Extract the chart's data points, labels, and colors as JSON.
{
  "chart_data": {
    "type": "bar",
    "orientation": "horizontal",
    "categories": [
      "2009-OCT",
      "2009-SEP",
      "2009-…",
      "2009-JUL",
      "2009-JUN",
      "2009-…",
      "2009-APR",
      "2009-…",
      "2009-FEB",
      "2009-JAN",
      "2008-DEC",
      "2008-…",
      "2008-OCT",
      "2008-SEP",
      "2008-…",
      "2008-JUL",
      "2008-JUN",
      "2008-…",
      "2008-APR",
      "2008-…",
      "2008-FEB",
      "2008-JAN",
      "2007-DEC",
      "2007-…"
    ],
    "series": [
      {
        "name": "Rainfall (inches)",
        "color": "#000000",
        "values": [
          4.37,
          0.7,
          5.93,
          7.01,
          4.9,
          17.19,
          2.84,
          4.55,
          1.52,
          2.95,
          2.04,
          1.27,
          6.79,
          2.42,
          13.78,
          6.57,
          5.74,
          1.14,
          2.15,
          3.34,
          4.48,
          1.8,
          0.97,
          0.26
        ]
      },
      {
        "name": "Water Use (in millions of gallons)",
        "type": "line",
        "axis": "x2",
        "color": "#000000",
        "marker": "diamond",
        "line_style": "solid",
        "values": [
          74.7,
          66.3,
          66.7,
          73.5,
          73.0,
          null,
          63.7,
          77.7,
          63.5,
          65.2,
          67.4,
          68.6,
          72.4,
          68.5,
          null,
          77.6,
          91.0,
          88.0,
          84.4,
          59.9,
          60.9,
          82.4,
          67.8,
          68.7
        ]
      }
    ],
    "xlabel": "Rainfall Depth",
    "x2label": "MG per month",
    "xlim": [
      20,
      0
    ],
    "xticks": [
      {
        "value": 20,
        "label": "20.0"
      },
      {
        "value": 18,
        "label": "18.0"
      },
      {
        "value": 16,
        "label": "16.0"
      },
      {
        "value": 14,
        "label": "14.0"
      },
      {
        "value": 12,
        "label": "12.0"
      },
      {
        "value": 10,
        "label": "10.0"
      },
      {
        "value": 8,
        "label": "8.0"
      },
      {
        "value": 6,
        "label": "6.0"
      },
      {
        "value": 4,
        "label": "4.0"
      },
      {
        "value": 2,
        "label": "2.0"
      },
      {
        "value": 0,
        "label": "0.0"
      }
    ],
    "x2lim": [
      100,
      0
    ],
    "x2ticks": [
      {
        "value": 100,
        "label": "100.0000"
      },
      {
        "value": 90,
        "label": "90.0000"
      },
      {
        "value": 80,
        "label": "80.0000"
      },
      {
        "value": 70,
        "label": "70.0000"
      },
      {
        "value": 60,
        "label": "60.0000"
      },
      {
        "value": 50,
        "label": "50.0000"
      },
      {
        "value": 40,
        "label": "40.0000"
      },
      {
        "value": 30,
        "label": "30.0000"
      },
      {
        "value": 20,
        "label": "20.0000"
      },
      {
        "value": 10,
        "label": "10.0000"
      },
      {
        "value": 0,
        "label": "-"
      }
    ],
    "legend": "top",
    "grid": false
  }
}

======

▸ Instruction: Transcribe all of the lines in the records precisely.

▸ Response:
Extract the chart's data points, labels, and colors as JSON.
{
  "chart_data": {
    "type": "bar",
    "orientation": "horizontal",
    "categories": [
      "2009-OCT",
      "2009-SEP",
      "2009-…",
      "2009-JUL",
      "2009-JUN",
      "2009-…",
      "2009-APR",
      "2009-…",
      "2009-FEB",
      "2009-JAN",
      "2008-DEC",
      "2008-…",
      "2008-OCT",
      "2008-SEP",
      "2008-…",
      "2008-JUL",
      "2008-JUN",
      "2008-…",
      "2008-APR",
      "2008-…",
      "2008-FEB",
      "2008-JAN",
      "2007-DEC",
      "2007-…"
    ],
    "series": [
      {
        "name": "Rainfall (inches)",
        "color": "#000000",
        "values": [
          4.37,
          0.7,
          5.93,
          7.01,
          4.9,
          17.19,
          2.84,
          4.55,
          1.52,
          2.95,
          2.04,
          1.27,
          6.79,
          2.42,
          13.78,
          6.57,
          5.74,
          1.14,
          2.15,
          3.34,
          4.48,
          1.8,
          0.97,
          0.26
        ]
      },
      {
        "name": "Water Use (in millions of gallons)",
        "type": "line",
        "axis": "x2",
        "color": "#000000",
        "marker": "diamond",
        "line_style": "solid",
        "values": [
          74.7,
          66.3,
          66.7,
          73.5,
          73.0,
          null,
          63.7,
          77.7,
          63.5,
          65.2,
          67.4,
          68.6,
          72.4,
          68.5,
          null,
          77.6,
          91.0,
          88.0,
          84.4,
          59.9,
          60.9,
          82.4,
          67.8,
          68.7
        ]
      }
    ],
    "xlabel": "Rainfall Depth",
    "x2label": "MG per month",
    "xlim": [
      20,
      0
    ],
    "xticks": [
      {
        "value": 20,
        "label": "20.0"
      },
      {
        "value": 18,
        "label": "18.0"
      },
      {
        "value": 16,
        "label": "16.0"
      },
      {
        "value": 14,
        "label": "14.0"
      },
      {
        "value": 12,
        "label": "12.0"
      },
      {
        "value": 10,
        "label": "10.0"
      },
      {
        "value": 8,
        "label": "8.0"
      },
      {
        "value": 6,
        "label": "6.0"
      },
      {
        "value": 4,
        "label": "4.0"
      },
      {
        "value": 2,
        "label": "2.0"
      },
      {
        "value": 0,
        "label": "0.0"
      }
    ],
    "x2lim": [
      100,
      0
    ],
    "x2ticks": [
      {
        "value": 100,
        "label": "100.0000"
      },
      {
        "value": 90,
        "label": "90.0000"
      },
      {
        "value": 80,
        "label": "80.0000"
      },
      {
        "value": 70,
        "label": "70.0000"
      },
      {
        "value": 60,
        "label": "60.0000"
      },
      {
        "value": 50,
        "label": "50.0000"
      },
      {
        "value": 40,
        "label": "40.0000"
      },
      {
        "value": 30,
        "label": "30.0000"
      },
      {
        "value": 20,
        "label": "20.0000"
      },
      {
        "value": 10,
        "label": "10.0000"
      },
      {
        "value": 0,
        "label": "-"
      }
    ],
    "legend": "top",
    "grid": false
  }
}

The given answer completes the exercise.